Every line of the data that contains the string "description" must be copied.

Chart and figure data
· · ·

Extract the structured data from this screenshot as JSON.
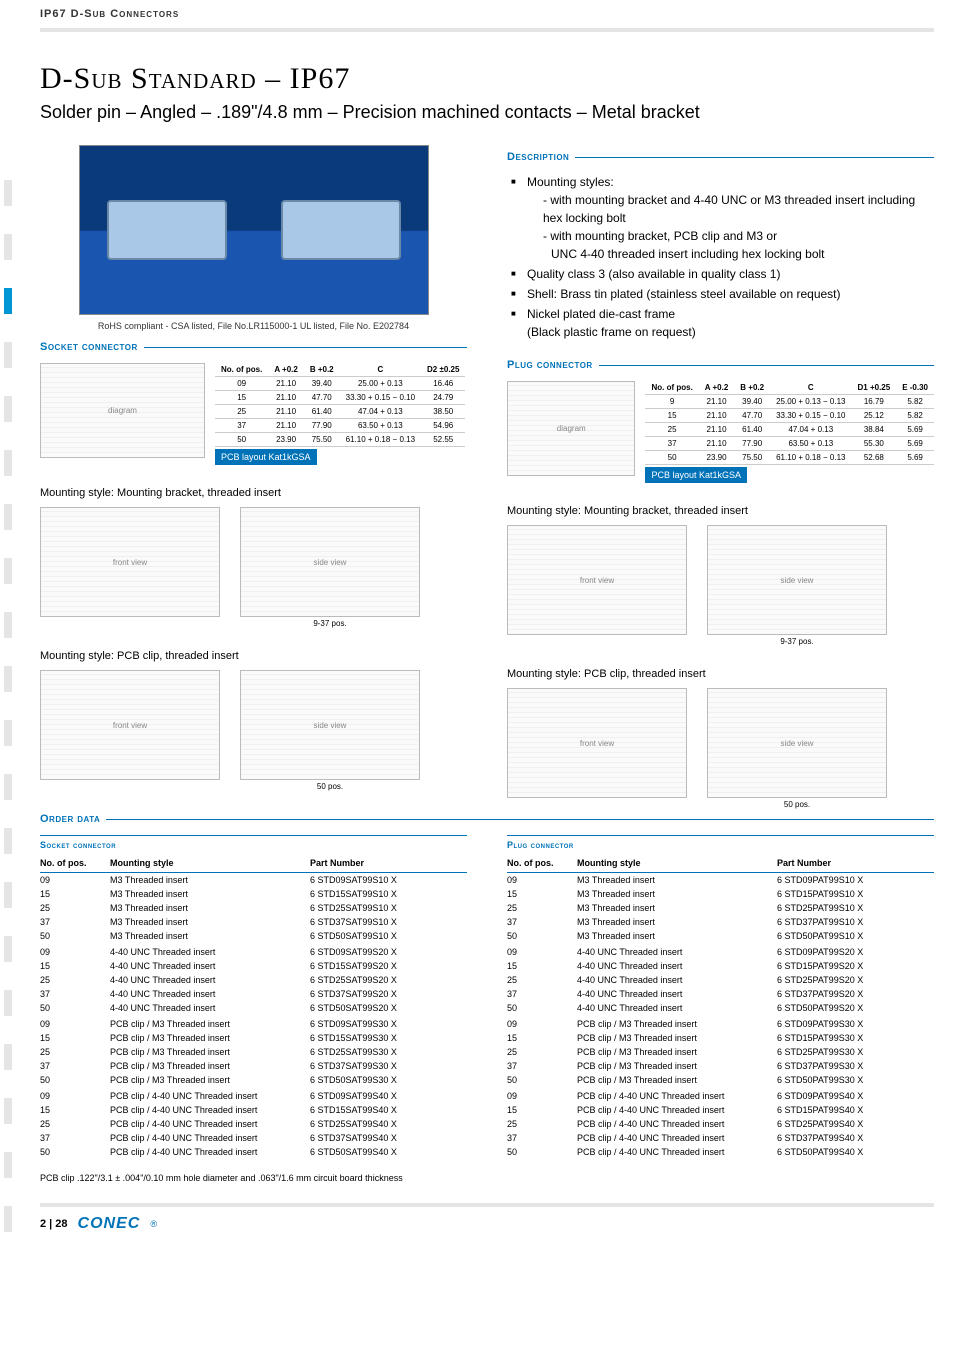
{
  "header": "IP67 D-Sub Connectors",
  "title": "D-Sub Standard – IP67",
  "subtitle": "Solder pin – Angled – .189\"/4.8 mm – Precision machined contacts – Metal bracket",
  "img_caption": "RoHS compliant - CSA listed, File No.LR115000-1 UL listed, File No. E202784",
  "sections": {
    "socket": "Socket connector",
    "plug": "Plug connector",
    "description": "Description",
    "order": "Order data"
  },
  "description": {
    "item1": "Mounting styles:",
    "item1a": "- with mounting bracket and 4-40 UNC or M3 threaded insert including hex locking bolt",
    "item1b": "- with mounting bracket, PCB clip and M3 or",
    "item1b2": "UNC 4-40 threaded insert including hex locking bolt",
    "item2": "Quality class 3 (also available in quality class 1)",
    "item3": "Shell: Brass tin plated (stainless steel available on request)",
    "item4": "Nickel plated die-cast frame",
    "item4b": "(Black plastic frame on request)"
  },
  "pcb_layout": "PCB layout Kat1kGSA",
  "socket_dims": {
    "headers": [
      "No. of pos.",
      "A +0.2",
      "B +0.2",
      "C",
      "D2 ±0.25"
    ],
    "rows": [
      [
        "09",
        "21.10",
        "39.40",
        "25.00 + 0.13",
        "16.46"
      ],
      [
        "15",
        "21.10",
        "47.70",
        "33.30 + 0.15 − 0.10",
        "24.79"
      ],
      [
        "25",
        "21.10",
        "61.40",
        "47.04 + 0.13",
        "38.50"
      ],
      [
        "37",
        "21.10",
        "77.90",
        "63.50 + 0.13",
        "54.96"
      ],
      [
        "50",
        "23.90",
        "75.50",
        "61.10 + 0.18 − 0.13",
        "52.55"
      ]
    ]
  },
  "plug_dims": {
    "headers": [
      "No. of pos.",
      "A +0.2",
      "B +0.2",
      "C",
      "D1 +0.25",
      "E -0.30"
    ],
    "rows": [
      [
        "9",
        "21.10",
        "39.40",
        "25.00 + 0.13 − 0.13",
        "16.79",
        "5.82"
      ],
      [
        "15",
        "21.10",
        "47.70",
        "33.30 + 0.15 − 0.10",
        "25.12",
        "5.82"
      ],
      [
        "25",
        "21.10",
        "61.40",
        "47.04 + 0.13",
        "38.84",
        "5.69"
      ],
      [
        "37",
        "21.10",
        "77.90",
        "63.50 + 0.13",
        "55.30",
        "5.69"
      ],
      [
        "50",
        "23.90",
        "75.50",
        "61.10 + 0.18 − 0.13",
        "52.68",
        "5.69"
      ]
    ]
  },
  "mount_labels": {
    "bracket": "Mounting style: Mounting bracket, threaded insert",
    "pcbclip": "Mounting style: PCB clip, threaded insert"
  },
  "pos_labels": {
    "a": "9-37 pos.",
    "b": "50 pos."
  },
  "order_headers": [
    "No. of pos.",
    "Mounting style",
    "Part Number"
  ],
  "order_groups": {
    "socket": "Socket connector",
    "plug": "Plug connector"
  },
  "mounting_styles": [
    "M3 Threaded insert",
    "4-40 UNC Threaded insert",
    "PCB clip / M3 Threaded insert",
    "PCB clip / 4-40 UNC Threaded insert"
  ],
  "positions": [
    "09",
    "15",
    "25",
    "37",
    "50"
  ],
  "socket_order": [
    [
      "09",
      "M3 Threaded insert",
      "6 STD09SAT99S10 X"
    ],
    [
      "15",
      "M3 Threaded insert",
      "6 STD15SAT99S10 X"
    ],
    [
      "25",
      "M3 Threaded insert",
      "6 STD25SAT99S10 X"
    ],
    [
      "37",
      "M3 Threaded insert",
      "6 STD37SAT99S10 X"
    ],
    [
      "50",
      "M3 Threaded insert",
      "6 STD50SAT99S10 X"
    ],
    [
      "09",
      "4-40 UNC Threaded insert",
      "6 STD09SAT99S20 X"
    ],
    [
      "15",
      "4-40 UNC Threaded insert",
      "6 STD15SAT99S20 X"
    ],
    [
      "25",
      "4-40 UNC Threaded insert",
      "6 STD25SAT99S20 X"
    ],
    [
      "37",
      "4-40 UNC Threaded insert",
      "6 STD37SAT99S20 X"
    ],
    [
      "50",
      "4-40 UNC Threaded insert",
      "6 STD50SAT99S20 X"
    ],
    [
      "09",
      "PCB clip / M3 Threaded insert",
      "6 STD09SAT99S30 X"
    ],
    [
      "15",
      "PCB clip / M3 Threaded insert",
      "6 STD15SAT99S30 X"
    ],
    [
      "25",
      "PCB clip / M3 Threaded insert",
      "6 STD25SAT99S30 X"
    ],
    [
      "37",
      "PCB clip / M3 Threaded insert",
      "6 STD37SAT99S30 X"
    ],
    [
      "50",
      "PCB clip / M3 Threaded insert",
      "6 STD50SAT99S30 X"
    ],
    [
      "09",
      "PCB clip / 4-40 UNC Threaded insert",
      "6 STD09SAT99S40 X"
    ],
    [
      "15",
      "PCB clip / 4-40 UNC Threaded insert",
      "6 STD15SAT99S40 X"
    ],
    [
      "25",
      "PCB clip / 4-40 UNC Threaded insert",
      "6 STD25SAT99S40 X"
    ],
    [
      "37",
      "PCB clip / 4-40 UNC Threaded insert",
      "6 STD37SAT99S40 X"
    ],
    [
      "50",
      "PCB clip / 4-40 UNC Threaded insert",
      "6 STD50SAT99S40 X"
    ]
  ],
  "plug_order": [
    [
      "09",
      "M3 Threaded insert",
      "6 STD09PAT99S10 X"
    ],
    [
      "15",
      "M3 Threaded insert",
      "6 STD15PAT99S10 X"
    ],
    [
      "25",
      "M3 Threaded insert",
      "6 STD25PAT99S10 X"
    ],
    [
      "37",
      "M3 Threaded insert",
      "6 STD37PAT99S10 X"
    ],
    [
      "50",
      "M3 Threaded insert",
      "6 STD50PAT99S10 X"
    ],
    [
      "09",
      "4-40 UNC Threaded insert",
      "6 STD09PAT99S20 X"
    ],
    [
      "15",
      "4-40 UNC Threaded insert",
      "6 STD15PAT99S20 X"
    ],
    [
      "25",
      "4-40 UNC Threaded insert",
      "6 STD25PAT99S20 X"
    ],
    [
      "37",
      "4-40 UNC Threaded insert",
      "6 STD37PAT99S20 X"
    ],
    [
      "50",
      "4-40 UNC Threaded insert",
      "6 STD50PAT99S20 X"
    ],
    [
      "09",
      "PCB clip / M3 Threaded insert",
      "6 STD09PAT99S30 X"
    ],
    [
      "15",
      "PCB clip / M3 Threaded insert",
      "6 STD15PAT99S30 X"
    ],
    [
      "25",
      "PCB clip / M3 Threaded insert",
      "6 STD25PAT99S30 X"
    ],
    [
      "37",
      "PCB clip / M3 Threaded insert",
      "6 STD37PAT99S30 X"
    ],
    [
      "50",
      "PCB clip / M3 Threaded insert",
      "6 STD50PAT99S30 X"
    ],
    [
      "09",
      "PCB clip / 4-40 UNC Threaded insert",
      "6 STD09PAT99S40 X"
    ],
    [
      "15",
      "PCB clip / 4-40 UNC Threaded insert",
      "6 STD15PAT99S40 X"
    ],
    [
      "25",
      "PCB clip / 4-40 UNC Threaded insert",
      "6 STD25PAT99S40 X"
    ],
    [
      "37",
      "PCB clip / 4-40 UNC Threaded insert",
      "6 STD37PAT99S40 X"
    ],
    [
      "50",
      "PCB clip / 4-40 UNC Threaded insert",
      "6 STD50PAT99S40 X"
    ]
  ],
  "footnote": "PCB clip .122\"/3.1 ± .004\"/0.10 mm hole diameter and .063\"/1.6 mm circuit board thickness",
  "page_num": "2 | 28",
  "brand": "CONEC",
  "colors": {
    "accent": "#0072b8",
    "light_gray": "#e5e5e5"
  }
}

· · ·

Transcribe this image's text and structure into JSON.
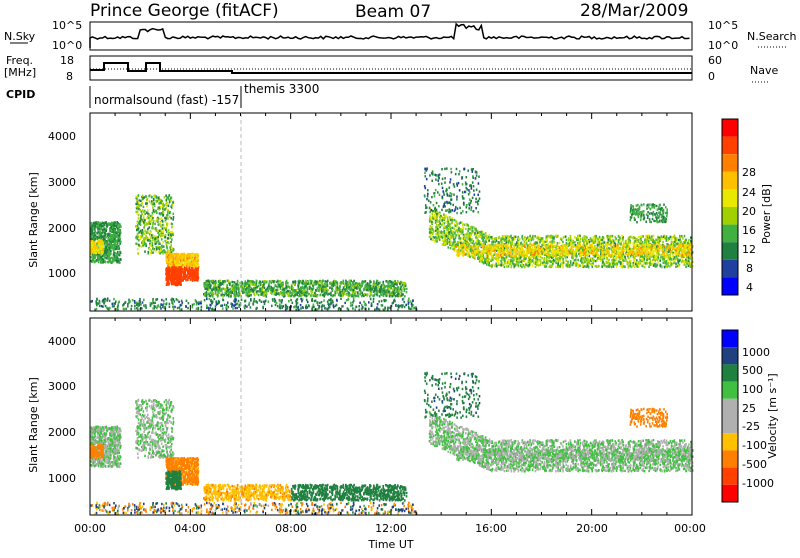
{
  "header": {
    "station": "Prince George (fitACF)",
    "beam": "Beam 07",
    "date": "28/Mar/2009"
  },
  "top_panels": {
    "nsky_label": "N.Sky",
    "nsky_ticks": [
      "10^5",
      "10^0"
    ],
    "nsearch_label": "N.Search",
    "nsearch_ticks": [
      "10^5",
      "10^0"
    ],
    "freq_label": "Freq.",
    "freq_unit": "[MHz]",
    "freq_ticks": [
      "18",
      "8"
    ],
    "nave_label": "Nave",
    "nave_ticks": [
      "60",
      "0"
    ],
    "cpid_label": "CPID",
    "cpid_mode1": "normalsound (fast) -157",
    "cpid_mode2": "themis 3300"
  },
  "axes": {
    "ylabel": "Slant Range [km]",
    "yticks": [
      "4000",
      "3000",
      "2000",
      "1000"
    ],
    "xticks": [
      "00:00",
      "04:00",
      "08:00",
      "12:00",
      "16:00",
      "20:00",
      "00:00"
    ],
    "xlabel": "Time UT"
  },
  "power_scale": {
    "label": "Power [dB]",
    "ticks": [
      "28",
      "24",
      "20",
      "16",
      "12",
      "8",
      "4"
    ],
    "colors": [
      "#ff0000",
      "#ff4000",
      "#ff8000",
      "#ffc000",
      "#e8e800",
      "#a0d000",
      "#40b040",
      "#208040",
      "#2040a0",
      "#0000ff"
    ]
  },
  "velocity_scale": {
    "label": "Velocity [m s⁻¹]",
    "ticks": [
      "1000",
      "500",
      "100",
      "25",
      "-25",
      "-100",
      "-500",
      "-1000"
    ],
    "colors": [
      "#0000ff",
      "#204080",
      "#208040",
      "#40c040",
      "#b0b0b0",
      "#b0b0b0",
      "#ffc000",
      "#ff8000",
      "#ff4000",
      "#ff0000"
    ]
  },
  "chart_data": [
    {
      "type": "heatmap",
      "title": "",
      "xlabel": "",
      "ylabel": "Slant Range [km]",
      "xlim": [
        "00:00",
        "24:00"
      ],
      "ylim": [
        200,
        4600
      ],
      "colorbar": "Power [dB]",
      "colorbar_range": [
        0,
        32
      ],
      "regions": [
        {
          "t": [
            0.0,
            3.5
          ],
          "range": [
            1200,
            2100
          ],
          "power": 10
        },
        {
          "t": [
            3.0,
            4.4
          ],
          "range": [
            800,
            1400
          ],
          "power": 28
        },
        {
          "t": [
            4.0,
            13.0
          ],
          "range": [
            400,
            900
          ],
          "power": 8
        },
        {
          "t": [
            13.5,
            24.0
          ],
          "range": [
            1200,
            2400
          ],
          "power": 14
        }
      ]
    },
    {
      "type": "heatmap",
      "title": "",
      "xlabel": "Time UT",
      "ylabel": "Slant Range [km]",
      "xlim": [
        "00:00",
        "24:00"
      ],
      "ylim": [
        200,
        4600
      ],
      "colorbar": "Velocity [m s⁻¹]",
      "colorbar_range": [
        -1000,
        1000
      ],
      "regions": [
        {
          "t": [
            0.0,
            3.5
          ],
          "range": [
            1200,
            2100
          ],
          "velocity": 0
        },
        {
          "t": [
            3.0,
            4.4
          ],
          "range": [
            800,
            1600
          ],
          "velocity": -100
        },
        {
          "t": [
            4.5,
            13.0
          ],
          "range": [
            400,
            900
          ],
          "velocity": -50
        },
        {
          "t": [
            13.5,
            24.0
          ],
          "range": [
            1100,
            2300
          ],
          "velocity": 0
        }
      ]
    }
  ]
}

· · ·

# SOLUTION:
    "description": "Description",
  "description": {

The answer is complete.